> _Problem_
The records underneath are to be repeated exactly, with the pictures left out.

> _Provided entries_
=====
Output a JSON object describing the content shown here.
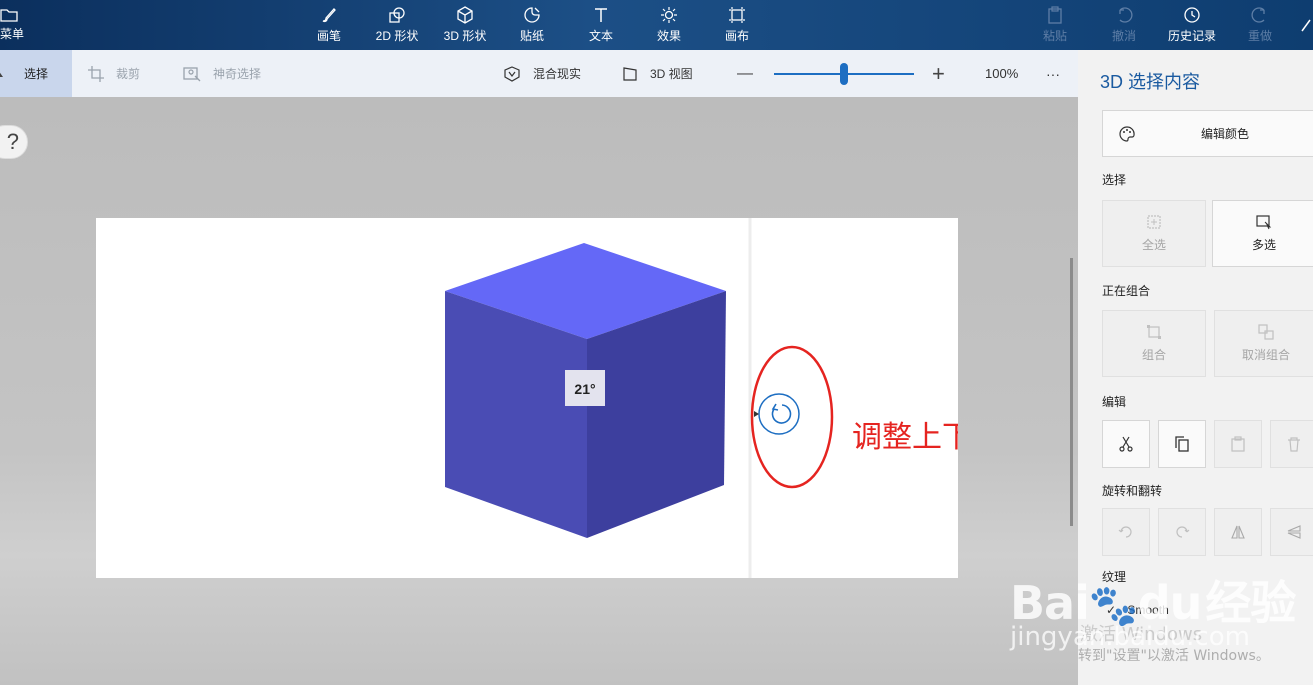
{
  "toolbar": {
    "menu_label": "菜单",
    "items": [
      {
        "label": "画笔",
        "icon": "brush-icon"
      },
      {
        "label": "2D 形状",
        "icon": "2d-shapes-icon"
      },
      {
        "label": "3D 形状",
        "icon": "3d-shapes-icon"
      },
      {
        "label": "贴纸",
        "icon": "sticker-icon"
      },
      {
        "label": "文本",
        "icon": "text-icon"
      },
      {
        "label": "效果",
        "icon": "effects-icon"
      },
      {
        "label": "画布",
        "icon": "canvas-icon"
      }
    ],
    "right_items": [
      {
        "label": "粘贴",
        "icon": "paste-icon",
        "enabled": false
      },
      {
        "label": "撤消",
        "icon": "undo-icon",
        "enabled": false
      },
      {
        "label": "历史记录",
        "icon": "history-icon",
        "enabled": true
      },
      {
        "label": "重做",
        "icon": "redo-icon",
        "enabled": false
      }
    ]
  },
  "subtoolbar": {
    "select_label": "选择",
    "crop_label": "裁剪",
    "magic_select_label": "神奇选择",
    "mixed_reality_label": "混合现实",
    "view_3d_label": "3D 视图",
    "zoom_out": "—",
    "zoom_in": "+",
    "zoom_level": "100%",
    "zoom_fraction": 0.47,
    "more": "···"
  },
  "help": {
    "label": "?"
  },
  "canvas": {
    "cube_color_top": "#6468f7",
    "cube_color_left": "#4a4cb4",
    "cube_color_right": "#3d3f9e",
    "angle_tooltip": "21°",
    "annotation": "调整上下角度",
    "annotation_color": "#e52420"
  },
  "panel": {
    "title": "3D 选择内容",
    "edit_color_label": "编辑颜色",
    "sections": {
      "select": "选择",
      "group": "正在组合",
      "edit": "编辑",
      "rotate": "旋转和翻转",
      "texture": "纹理"
    },
    "select_all": "全选",
    "multi_select": "多选",
    "group": "组合",
    "ungroup": "取消组合",
    "texture_option": "Smooth"
  },
  "watermark": {
    "baidu": "Bai",
    "du": "du",
    "jingyan": "经验",
    "url": "jingyan.baidu.com",
    "activate_title": "激活 Windows",
    "activate_sub": "转到\"设置\"以激活 Windows。"
  }
}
=====
> _Response to this exercise_
Output a JSON object describing the content shown here.
{
  "toolbar": {
    "menu_label": "菜单",
    "items": [
      {
        "label": "画笔",
        "icon": "brush-icon"
      },
      {
        "label": "2D 形状",
        "icon": "2d-shapes-icon"
      },
      {
        "label": "3D 形状",
        "icon": "3d-shapes-icon"
      },
      {
        "label": "贴纸",
        "icon": "sticker-icon"
      },
      {
        "label": "文本",
        "icon": "text-icon"
      },
      {
        "label": "效果",
        "icon": "effects-icon"
      },
      {
        "label": "画布",
        "icon": "canvas-icon"
      }
    ],
    "right_items": [
      {
        "label": "粘贴",
        "icon": "paste-icon",
        "enabled": false
      },
      {
        "label": "撤消",
        "icon": "undo-icon",
        "enabled": false
      },
      {
        "label": "历史记录",
        "icon": "history-icon",
        "enabled": true
      },
      {
        "label": "重做",
        "icon": "redo-icon",
        "enabled": false
      }
    ]
  },
  "subtoolbar": {
    "select_label": "选择",
    "crop_label": "裁剪",
    "magic_select_label": "神奇选择",
    "mixed_reality_label": "混合现实",
    "view_3d_label": "3D 视图",
    "zoom_out": "—",
    "zoom_in": "+",
    "zoom_level": "100%",
    "zoom_fraction": 0.47,
    "more": "···"
  },
  "help": {
    "label": "?"
  },
  "canvas": {
    "cube_color_top": "#6468f7",
    "cube_color_left": "#4a4cb4",
    "cube_color_right": "#3d3f9e",
    "angle_tooltip": "21°",
    "annotation": "调整上下角度",
    "annotation_color": "#e52420"
  },
  "panel": {
    "title": "3D 选择内容",
    "edit_color_label": "编辑颜色",
    "sections": {
      "select": "选择",
      "group": "正在组合",
      "edit": "编辑",
      "rotate": "旋转和翻转",
      "texture": "纹理"
    },
    "select_all": "全选",
    "multi_select": "多选",
    "group": "组合",
    "ungroup": "取消组合",
    "texture_option": "Smooth"
  },
  "watermark": {
    "baidu": "Bai",
    "du": "du",
    "jingyan": "经验",
    "url": "jingyan.baidu.com",
    "activate_title": "激活 Windows",
    "activate_sub": "转到\"设置\"以激活 Windows。"
  }
}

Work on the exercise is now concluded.